→ **GOAL OF THE EXERCISE**
Every line of the material below should be repeated exactly.

→ **DATA PROVIDED**
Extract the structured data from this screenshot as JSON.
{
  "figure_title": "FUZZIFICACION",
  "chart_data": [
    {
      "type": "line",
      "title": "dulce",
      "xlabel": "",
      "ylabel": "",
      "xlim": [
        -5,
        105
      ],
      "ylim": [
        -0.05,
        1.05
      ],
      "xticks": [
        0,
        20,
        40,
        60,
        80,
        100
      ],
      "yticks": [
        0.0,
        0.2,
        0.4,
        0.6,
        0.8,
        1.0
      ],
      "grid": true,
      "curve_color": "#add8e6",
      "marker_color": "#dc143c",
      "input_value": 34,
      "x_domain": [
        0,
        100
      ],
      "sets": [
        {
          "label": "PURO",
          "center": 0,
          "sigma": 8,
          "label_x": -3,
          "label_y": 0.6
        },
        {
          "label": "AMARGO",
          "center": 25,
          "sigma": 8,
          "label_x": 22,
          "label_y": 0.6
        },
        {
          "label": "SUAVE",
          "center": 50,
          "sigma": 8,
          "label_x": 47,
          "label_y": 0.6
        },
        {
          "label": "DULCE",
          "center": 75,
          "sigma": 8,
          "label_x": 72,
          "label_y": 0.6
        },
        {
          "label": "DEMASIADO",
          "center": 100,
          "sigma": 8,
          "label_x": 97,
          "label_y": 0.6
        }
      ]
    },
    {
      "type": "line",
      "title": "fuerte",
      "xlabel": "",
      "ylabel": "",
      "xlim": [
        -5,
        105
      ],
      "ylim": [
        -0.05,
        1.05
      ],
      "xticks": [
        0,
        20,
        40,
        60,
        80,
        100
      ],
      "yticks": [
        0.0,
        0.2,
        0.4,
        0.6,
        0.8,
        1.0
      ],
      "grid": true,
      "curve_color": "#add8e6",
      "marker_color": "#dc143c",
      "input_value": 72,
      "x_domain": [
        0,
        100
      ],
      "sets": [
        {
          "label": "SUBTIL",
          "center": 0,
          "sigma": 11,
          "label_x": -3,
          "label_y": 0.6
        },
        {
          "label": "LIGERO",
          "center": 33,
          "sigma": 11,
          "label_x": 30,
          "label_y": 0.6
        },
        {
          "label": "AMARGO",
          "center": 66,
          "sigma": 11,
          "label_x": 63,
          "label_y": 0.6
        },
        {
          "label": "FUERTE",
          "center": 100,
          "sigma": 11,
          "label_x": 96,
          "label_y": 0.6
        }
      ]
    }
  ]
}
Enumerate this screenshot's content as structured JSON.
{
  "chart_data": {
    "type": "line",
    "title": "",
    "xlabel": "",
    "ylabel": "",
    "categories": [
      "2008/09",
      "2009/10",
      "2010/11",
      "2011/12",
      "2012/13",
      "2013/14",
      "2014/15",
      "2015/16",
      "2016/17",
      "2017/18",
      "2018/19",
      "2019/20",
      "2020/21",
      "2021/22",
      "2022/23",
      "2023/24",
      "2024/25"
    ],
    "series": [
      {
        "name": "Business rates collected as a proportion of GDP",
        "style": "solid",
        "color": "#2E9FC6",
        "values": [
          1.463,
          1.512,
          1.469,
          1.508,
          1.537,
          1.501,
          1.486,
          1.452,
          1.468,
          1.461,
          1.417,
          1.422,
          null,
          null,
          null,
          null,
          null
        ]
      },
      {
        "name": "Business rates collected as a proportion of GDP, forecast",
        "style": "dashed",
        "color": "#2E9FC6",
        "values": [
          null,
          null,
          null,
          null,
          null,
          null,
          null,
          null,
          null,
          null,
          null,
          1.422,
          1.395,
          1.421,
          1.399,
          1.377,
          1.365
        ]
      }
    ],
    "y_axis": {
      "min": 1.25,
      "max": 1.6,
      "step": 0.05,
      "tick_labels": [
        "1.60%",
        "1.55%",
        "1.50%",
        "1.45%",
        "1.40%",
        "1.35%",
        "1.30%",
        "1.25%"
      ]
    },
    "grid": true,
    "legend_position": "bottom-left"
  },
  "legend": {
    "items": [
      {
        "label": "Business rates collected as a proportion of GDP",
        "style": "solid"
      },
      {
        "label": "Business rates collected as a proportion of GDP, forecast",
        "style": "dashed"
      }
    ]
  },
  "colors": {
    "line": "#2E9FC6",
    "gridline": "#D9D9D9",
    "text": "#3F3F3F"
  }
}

→ **EXPECTED ANSWER**
Extract the structured data from this screenshot as JSON.
{
  "figure_title": "FUZZIFICACION",
  "chart_data": [
    {
      "type": "line",
      "title": "dulce",
      "xlabel": "",
      "ylabel": "",
      "xlim": [
        -5,
        105
      ],
      "ylim": [
        -0.05,
        1.05
      ],
      "xticks": [
        0,
        20,
        40,
        60,
        80,
        100
      ],
      "yticks": [
        0.0,
        0.2,
        0.4,
        0.6,
        0.8,
        1.0
      ],
      "grid": true,
      "curve_color": "#add8e6",
      "marker_color": "#dc143c",
      "input_value": 34,
      "x_domain": [
        0,
        100
      ],
      "sets": [
        {
          "label": "PURO",
          "center": 0,
          "sigma": 8,
          "label_x": -3,
          "label_y": 0.6
        },
        {
          "label": "AMARGO",
          "center": 25,
          "sigma": 8,
          "label_x": 22,
          "label_y": 0.6
        },
        {
          "label": "SUAVE",
          "center": 50,
          "sigma": 8,
          "label_x": 47,
          "label_y": 0.6
        },
        {
          "label": "DULCE",
          "center": 75,
          "sigma": 8,
          "label_x": 72,
          "label_y": 0.6
        },
        {
          "label": "DEMASIADO",
          "center": 100,
          "sigma": 8,
          "label_x": 97,
          "label_y": 0.6
        }
      ]
    },
    {
      "type": "line",
      "title": "fuerte",
      "xlabel": "",
      "ylabel": "",
      "xlim": [
        -5,
        105
      ],
      "ylim": [
        -0.05,
        1.05
      ],
      "xticks": [
        0,
        20,
        40,
        60,
        80,
        100
      ],
      "yticks": [
        0.0,
        0.2,
        0.4,
        0.6,
        0.8,
        1.0
      ],
      "grid": true,
      "curve_color": "#add8e6",
      "marker_color": "#dc143c",
      "input_value": 72,
      "x_domain": [
        0,
        100
      ],
      "sets": [
        {
          "label": "SUBTIL",
          "center": 0,
          "sigma": 11,
          "label_x": -3,
          "label_y": 0.6
        },
        {
          "label": "LIGERO",
          "center": 33,
          "sigma": 11,
          "label_x": 30,
          "label_y": 0.6
        },
        {
          "label": "AMARGO",
          "center": 66,
          "sigma": 11,
          "label_x": 63,
          "label_y": 0.6
        },
        {
          "label": "FUERTE",
          "center": 100,
          "sigma": 11,
          "label_x": 96,
          "label_y": 0.6
        }
      ]
    }
  ]
}
Enumerate this screenshot's content as structured JSON.
{
  "chart_data": {
    "type": "line",
    "title": "",
    "xlabel": "",
    "ylabel": "",
    "categories": [
      "2008/09",
      "2009/10",
      "2010/11",
      "2011/12",
      "2012/13",
      "2013/14",
      "2014/15",
      "2015/16",
      "2016/17",
      "2017/18",
      "2018/19",
      "2019/20",
      "2020/21",
      "2021/22",
      "2022/23",
      "2023/24",
      "2024/25"
    ],
    "series": [
      {
        "name": "Business rates collected as a proportion of GDP",
        "style": "solid",
        "color": "#2E9FC6",
        "values": [
          1.463,
          1.512,
          1.469,
          1.508,
          1.537,
          1.501,
          1.486,
          1.452,
          1.468,
          1.461,
          1.417,
          1.422,
          null,
          null,
          null,
          null,
          null
        ]
      },
      {
        "name": "Business rates collected as a proportion of GDP, forecast",
        "style": "dashed",
        "color": "#2E9FC6",
        "values": [
          null,
          null,
          null,
          null,
          null,
          null,
          null,
          null,
          null,
          null,
          null,
          1.422,
          1.395,
          1.421,
          1.399,
          1.377,
          1.365
        ]
      }
    ],
    "y_axis": {
      "min": 1.25,
      "max": 1.6,
      "step": 0.05,
      "tick_labels": [
        "1.60%",
        "1.55%",
        "1.50%",
        "1.45%",
        "1.40%",
        "1.35%",
        "1.30%",
        "1.25%"
      ]
    },
    "grid": true,
    "legend_position": "bottom-left"
  },
  "legend": {
    "items": [
      {
        "label": "Business rates collected as a proportion of GDP",
        "style": "solid"
      },
      {
        "label": "Business rates collected as a proportion of GDP, forecast",
        "style": "dashed"
      }
    ]
  },
  "colors": {
    "line": "#2E9FC6",
    "gridline": "#D9D9D9",
    "text": "#3F3F3F"
  }
}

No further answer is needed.